═══ Listing

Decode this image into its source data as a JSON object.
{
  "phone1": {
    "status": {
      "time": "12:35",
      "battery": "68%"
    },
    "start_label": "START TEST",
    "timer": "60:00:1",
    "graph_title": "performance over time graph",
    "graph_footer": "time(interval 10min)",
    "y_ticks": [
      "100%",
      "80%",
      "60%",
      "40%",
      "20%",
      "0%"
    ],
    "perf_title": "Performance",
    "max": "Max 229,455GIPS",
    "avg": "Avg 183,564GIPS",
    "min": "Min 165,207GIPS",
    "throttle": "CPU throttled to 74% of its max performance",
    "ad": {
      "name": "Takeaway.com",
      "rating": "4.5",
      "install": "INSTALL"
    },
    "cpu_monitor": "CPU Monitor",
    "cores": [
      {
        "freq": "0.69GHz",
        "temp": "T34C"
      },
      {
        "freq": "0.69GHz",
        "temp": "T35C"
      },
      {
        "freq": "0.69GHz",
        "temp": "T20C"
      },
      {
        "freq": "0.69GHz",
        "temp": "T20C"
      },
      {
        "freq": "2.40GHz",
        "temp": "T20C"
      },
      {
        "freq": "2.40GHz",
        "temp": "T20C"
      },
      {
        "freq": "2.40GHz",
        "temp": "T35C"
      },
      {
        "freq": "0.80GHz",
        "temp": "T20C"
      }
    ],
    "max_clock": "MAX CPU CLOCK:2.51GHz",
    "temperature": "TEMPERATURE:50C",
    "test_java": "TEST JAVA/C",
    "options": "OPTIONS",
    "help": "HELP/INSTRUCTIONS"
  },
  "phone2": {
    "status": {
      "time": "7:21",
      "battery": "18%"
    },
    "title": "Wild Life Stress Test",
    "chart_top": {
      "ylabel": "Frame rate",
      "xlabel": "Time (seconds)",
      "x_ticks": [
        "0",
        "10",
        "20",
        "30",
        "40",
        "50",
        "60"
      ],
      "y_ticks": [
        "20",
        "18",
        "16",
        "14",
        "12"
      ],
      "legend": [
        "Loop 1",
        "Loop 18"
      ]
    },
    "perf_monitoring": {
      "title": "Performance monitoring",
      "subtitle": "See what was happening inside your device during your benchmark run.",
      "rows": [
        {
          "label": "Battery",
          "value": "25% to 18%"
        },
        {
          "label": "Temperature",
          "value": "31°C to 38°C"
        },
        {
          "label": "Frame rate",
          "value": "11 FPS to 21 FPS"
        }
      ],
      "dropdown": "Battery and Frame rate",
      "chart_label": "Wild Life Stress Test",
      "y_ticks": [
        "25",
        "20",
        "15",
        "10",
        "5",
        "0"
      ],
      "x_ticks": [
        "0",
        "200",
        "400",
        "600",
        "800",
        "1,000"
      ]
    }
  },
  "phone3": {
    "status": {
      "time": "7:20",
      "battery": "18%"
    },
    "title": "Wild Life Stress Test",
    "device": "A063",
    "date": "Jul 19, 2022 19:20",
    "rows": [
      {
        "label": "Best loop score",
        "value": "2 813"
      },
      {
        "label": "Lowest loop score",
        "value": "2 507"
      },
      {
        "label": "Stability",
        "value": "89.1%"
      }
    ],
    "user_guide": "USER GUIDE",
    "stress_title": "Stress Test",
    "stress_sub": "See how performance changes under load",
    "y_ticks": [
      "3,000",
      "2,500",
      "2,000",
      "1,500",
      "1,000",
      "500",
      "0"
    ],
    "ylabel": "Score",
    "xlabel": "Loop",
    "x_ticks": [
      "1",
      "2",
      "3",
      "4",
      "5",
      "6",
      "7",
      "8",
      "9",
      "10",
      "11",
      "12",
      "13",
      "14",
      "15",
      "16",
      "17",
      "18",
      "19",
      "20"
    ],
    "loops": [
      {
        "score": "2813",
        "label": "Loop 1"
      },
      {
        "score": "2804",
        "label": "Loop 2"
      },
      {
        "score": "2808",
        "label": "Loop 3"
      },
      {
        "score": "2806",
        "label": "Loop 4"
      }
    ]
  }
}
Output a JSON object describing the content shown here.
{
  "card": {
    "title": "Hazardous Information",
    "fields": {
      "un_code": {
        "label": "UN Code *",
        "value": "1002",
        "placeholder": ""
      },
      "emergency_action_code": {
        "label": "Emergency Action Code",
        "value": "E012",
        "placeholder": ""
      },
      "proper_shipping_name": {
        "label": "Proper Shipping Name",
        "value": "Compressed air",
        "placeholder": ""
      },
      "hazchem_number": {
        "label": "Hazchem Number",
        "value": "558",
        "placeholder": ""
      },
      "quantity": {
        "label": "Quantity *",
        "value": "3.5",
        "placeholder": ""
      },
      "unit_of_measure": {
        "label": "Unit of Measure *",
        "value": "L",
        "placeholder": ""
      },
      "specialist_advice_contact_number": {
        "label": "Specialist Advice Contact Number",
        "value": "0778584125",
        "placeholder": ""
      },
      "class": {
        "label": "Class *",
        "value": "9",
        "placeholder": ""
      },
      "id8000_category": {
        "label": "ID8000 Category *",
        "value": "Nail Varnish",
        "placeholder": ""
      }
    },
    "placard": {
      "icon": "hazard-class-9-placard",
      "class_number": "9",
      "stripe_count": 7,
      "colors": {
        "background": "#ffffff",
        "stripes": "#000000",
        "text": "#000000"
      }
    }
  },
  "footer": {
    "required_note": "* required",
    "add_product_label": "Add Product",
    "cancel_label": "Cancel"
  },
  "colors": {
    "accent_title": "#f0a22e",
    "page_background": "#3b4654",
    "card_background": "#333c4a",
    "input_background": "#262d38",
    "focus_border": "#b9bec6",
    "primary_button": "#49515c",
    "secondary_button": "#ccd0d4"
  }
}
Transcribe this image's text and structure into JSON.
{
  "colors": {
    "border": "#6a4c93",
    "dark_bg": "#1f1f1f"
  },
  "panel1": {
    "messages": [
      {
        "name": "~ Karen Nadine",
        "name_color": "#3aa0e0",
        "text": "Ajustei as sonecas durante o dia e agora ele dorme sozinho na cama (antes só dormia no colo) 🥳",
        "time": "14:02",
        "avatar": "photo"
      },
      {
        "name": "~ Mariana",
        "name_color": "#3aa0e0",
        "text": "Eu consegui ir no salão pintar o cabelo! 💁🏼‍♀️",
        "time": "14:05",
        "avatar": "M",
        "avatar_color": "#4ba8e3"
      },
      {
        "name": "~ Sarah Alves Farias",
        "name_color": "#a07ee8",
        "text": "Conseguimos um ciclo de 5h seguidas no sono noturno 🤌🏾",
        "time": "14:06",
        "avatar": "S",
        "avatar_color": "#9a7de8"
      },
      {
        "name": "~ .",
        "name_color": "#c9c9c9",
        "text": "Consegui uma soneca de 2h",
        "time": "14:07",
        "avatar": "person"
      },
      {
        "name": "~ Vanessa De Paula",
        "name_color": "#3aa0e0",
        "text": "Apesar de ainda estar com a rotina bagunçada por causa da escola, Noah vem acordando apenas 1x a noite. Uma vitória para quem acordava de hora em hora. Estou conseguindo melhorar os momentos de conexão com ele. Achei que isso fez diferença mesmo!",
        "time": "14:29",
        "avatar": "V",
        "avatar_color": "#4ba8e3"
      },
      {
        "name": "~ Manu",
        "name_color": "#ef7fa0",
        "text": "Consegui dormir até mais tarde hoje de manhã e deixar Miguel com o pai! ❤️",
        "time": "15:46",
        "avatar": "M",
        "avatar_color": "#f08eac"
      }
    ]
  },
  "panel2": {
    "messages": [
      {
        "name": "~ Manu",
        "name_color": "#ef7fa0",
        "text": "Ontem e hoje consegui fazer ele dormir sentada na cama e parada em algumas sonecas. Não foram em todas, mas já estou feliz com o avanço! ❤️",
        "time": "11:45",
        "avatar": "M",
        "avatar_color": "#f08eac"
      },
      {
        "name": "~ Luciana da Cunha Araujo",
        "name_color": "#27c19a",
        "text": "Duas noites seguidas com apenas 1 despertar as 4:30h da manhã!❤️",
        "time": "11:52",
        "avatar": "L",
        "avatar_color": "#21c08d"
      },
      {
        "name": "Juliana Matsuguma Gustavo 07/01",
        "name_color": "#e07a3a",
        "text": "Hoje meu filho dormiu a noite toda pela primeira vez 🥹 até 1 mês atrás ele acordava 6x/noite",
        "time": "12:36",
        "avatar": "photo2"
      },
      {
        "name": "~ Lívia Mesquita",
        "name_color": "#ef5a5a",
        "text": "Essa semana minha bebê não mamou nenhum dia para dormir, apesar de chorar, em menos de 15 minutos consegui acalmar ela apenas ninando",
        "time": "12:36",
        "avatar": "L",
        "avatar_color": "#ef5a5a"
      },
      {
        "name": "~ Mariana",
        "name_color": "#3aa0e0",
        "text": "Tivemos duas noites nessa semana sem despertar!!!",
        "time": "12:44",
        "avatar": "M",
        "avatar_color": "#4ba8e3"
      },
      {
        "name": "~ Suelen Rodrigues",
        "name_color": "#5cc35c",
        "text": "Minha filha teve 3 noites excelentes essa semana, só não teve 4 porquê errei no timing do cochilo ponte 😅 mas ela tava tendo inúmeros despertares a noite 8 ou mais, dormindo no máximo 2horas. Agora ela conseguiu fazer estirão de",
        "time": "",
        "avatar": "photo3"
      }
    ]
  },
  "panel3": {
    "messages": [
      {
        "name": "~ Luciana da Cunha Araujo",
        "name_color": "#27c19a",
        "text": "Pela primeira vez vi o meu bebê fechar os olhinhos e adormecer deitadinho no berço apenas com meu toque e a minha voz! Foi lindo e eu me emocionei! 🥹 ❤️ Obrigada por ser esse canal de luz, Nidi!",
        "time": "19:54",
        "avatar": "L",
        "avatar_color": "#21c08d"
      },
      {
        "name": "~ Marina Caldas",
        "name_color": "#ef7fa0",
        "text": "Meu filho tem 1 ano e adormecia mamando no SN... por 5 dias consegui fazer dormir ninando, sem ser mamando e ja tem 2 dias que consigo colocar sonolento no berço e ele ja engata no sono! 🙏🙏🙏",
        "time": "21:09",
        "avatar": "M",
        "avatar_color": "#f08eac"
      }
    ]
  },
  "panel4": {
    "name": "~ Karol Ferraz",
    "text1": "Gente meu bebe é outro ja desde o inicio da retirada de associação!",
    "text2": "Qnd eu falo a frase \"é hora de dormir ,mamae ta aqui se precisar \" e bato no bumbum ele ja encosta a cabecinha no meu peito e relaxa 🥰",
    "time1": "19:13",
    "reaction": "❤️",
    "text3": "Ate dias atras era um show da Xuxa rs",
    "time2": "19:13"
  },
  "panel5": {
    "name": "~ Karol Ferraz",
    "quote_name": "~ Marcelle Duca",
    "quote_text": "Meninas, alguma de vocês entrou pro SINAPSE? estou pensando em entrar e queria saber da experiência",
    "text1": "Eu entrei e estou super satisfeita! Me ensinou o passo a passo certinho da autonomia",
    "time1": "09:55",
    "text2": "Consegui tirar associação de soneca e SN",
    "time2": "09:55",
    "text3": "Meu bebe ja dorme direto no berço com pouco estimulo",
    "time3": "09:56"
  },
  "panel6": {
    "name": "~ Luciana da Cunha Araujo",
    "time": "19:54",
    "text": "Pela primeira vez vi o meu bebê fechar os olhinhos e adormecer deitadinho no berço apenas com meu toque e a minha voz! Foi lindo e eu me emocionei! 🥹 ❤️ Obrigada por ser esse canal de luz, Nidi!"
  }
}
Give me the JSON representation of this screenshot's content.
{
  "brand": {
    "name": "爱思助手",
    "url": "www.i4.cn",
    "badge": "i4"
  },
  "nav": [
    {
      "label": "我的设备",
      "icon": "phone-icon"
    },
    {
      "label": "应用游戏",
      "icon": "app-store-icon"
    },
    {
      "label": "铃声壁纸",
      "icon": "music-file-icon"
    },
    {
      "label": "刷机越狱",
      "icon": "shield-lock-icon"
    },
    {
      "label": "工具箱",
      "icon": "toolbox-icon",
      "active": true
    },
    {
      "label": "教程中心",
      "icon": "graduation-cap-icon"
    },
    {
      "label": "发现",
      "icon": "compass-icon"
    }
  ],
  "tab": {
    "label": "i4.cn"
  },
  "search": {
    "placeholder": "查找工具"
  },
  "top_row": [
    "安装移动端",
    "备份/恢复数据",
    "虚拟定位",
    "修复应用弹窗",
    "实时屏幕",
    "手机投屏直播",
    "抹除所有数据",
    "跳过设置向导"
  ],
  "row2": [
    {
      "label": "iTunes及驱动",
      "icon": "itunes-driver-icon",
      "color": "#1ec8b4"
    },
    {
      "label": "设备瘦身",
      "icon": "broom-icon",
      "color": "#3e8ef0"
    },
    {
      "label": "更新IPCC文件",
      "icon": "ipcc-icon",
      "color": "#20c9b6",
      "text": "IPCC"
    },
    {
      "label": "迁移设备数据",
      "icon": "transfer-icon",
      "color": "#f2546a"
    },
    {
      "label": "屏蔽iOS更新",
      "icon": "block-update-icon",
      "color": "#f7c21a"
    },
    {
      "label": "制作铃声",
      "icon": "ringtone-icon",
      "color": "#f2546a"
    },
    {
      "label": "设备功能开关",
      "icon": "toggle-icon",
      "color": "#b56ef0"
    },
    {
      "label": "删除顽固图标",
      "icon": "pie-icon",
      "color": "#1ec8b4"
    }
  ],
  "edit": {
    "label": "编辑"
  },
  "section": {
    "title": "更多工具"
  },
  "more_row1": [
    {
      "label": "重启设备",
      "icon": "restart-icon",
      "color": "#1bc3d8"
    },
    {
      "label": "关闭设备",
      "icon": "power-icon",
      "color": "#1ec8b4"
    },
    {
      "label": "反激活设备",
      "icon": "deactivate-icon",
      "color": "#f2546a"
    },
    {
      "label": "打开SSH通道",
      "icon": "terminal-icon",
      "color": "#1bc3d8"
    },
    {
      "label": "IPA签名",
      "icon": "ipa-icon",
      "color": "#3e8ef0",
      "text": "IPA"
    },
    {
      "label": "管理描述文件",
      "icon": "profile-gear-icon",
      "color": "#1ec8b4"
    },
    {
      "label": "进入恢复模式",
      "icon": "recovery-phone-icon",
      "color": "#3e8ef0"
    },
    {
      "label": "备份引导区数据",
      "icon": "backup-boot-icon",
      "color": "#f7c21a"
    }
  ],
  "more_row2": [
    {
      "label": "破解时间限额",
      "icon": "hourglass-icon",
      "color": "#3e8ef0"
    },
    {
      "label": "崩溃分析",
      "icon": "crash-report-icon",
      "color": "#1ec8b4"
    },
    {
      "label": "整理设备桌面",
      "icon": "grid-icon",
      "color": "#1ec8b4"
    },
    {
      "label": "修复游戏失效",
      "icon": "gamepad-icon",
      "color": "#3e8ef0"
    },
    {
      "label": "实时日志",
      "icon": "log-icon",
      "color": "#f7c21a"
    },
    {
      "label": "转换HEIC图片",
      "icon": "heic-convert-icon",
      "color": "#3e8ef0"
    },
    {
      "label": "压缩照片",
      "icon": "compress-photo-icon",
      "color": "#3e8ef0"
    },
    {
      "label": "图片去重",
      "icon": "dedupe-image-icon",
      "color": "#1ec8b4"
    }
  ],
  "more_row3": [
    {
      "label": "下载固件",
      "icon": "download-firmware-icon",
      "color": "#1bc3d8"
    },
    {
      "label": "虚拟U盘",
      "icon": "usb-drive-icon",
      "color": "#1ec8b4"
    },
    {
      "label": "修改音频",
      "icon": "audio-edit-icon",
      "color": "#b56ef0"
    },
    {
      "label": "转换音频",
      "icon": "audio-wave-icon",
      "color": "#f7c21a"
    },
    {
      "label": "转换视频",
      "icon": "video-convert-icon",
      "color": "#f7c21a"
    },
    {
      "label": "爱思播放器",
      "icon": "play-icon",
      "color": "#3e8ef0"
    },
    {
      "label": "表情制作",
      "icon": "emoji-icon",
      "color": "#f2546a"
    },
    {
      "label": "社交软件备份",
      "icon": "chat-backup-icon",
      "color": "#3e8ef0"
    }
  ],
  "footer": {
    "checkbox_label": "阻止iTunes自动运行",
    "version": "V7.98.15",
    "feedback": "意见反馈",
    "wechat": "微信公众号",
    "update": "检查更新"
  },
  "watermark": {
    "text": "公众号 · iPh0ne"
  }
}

══════

Go through the listing above and return every line where the word "olhinhos" occurs.

Solved problem:
        "text": "Pela primeira vez vi o meu bebê fechar os olhinhos e adormecer deitadinho no berço apenas com meu toque e a minha voz! Foi lindo e eu me emocionei! 🥹 ❤️ Obrigada por ser esse canal de luz, Nidi!",
    "text": "Pela primeira vez vi o meu bebê fechar os olhinhos e adormecer deitadinho no berço apenas com meu toque e a minha voz! Foi lindo e eu me emocionei! 🥹 ❤️ Obrigada por ser esse canal de luz, Nidi!"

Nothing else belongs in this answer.